(Data excerpts):

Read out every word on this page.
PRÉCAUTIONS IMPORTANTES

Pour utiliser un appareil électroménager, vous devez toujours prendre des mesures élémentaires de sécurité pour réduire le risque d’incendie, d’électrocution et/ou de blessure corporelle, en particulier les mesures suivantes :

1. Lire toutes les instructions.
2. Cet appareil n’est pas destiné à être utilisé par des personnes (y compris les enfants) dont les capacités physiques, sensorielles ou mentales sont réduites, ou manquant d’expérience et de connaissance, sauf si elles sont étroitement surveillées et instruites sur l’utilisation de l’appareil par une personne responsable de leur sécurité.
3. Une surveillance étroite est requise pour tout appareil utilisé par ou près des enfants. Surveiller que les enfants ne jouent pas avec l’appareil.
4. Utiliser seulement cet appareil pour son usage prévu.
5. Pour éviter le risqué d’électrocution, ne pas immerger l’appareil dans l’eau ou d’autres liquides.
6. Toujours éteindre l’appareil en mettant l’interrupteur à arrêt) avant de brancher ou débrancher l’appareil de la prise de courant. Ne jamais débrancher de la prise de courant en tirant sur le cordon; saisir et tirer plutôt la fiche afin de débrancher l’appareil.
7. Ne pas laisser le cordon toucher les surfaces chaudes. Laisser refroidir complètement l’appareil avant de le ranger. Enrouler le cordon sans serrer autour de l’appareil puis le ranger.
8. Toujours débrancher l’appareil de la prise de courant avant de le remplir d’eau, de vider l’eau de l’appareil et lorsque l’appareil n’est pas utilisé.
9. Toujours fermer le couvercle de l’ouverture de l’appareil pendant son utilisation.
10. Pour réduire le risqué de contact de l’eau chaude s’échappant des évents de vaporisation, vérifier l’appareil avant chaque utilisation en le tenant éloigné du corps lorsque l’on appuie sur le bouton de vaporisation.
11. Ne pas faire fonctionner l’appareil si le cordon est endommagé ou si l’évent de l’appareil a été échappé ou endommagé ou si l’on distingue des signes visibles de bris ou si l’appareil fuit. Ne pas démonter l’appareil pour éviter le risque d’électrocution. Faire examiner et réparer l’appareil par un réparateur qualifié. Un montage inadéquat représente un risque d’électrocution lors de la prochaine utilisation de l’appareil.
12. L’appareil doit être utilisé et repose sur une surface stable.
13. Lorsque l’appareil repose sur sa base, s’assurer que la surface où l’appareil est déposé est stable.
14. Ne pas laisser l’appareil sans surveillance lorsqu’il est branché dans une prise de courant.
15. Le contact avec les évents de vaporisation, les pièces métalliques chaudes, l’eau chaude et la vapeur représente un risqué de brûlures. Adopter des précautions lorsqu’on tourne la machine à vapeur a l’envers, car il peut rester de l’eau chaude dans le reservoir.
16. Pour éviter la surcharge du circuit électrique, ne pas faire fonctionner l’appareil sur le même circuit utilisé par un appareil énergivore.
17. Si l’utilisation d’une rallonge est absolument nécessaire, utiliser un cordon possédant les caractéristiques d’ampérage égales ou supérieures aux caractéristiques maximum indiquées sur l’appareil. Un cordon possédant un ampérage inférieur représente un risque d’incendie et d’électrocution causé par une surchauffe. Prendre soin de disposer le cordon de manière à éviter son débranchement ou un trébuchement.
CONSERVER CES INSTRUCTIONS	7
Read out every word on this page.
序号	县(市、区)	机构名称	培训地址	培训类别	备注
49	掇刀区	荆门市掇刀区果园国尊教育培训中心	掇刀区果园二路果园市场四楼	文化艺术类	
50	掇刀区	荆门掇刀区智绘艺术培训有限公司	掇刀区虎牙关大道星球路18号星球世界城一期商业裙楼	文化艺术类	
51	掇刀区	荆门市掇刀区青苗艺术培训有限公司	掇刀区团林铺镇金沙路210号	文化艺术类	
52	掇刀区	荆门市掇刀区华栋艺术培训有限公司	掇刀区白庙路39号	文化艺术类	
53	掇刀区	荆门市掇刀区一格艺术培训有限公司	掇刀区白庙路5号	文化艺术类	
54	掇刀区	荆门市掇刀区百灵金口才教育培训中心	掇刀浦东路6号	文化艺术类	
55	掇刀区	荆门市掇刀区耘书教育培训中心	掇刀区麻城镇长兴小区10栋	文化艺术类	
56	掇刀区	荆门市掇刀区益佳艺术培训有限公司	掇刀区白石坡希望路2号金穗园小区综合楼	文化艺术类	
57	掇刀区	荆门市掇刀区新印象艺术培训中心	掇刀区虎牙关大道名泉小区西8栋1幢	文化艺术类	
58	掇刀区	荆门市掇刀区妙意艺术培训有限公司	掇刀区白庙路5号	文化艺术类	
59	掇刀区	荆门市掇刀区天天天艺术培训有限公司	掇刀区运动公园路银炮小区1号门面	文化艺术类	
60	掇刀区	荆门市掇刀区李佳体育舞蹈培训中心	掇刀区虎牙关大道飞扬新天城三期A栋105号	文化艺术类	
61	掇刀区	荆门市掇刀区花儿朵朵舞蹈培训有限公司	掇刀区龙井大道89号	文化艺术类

(Your task):
Output every line above without altering anything.

(Written response):
Read out every word on this page.
PRÉCAUTIONS IMPORTANTES

Pour utiliser un appareil électroménager, vous devez toujours prendre des mesures élémentaires de sécurité pour réduire le risque d’incendie, d’électrocution et/ou de blessure corporelle, en particulier les mesures suivantes :

1. Lire toutes les instructions.
2. Cet appareil n’est pas destiné à être utilisé par des personnes (y compris les enfants) dont les capacités physiques, sensorielles ou mentales sont réduites, ou manquant d’expérience et de connaissance, sauf si elles sont étroitement surveillées et instruites sur l’utilisation de l’appareil par une personne responsable de leur sécurité.
3. Une surveillance étroite est requise pour tout appareil utilisé par ou près des enfants. Surveiller que les enfants ne jouent pas avec l’appareil.
4. Utiliser seulement cet appareil pour son usage prévu.
5. Pour éviter le risqué d’électrocution, ne pas immerger l’appareil dans l’eau ou d’autres liquides.
6. Toujours éteindre l’appareil en mettant l’interrupteur à arrêt) avant de brancher ou débrancher l’appareil de la prise de courant. Ne jamais débrancher de la prise de courant en tirant sur le cordon; saisir et tirer plutôt la fiche afin de débrancher l’appareil.
7. Ne pas laisser le cordon toucher les surfaces chaudes. Laisser refroidir complètement l’appareil avant de le ranger. Enrouler le cordon sans serrer autour de l’appareil puis le ranger.
8. Toujours débrancher l’appareil de la prise de courant avant de le remplir d’eau, de vider l’eau de l’appareil et lorsque l’appareil n’est pas utilisé.
9. Toujours fermer le couvercle de l’ouverture de l’appareil pendant son utilisation.
10. Pour réduire le risqué de contact de l’eau chaude s’échappant des évents de vaporisation, vérifier l’appareil avant chaque utilisation en le tenant éloigné du corps lorsque l’on appuie sur le bouton de vaporisation.
11. Ne pas faire fonctionner l’appareil si le cordon est endommagé ou si l’évent de l’appareil a été échappé ou endommagé ou si l’on distingue des signes visibles de bris ou si l’appareil fuit. Ne pas démonter l’appareil pour éviter le risque d’électrocution. Faire examiner et réparer l’appareil par un réparateur qualifié. Un montage inadéquat représente un risque d’électrocution lors de la prochaine utilisation de l’appareil.
12. L’appareil doit être utilisé et repose sur une surface stable.
13. Lorsque l’appareil repose sur sa base, s’assurer que la surface où l’appareil est déposé est stable.
14. Ne pas laisser l’appareil sans surveillance lorsqu’il est branché dans une prise de courant.
15. Le contact avec les évents de vaporisation, les pièces métalliques chaudes, l’eau chaude et la vapeur représente un risqué de brûlures. Adopter des précautions lorsqu’on tourne la machine à vapeur a l’envers, car il peut rester de l’eau chaude dans le reservoir.
16. Pour éviter la surcharge du circuit électrique, ne pas faire fonctionner l’appareil sur le même circuit utilisé par un appareil énergivore.
17. Si l’utilisation d’une rallonge est absolument nécessaire, utiliser un cordon possédant les caractéristiques d’ampérage égales ou supérieures aux caractéristiques maximum indiquées sur l’appareil. Un cordon possédant un ampérage inférieur représente un risque d’incendie et d’électrocution causé par une surchauffe. Prendre soin de disposer le cordon de manière à éviter son débranchement ou un trébuchement.
CONSERVER CES INSTRUCTIONS	7
Read out every word on this page.
序号	县(市、区)	机构名称	培训地址	培训类别	备注
49	掇刀区	荆门市掇刀区果园国尊教育培训中心	掇刀区果园二路果园市场四楼	文化艺术类	
50	掇刀区	荆门掇刀区智绘艺术培训有限公司	掇刀区虎牙关大道星球路18号星球世界城一期商业裙楼	文化艺术类	
51	掇刀区	荆门市掇刀区青苗艺术培训有限公司	掇刀区团林铺镇金沙路210号	文化艺术类	
52	掇刀区	荆门市掇刀区华栋艺术培训有限公司	掇刀区白庙路39号	文化艺术类	
53	掇刀区	荆门市掇刀区一格艺术培训有限公司	掇刀区白庙路5号	文化艺术类	
54	掇刀区	荆门市掇刀区百灵金口才教育培训中心	掇刀浦东路6号	文化艺术类	
55	掇刀区	荆门市掇刀区耘书教育培训中心	掇刀区麻城镇长兴小区10栋	文化艺术类	
56	掇刀区	荆门市掇刀区益佳艺术培训有限公司	掇刀区白石坡希望路2号金穗园小区综合楼	文化艺术类	
57	掇刀区	荆门市掇刀区新印象艺术培训中心	掇刀区虎牙关大道名泉小区西8栋1幢	文化艺术类	
58	掇刀区	荆门市掇刀区妙意艺术培训有限公司	掇刀区白庙路5号	文化艺术类	
59	掇刀区	荆门市掇刀区天天天艺术培训有限公司	掇刀区运动公园路银炮小区1号门面	文化艺术类	
60	掇刀区	荆门市掇刀区李佳体育舞蹈培训中心	掇刀区虎牙关大道飞扬新天城三期A栋105号	文化艺术类	
61	掇刀区	荆门市掇刀区花儿朵朵舞蹈培训有限公司	掇刀区龙井大道89号	文化艺术类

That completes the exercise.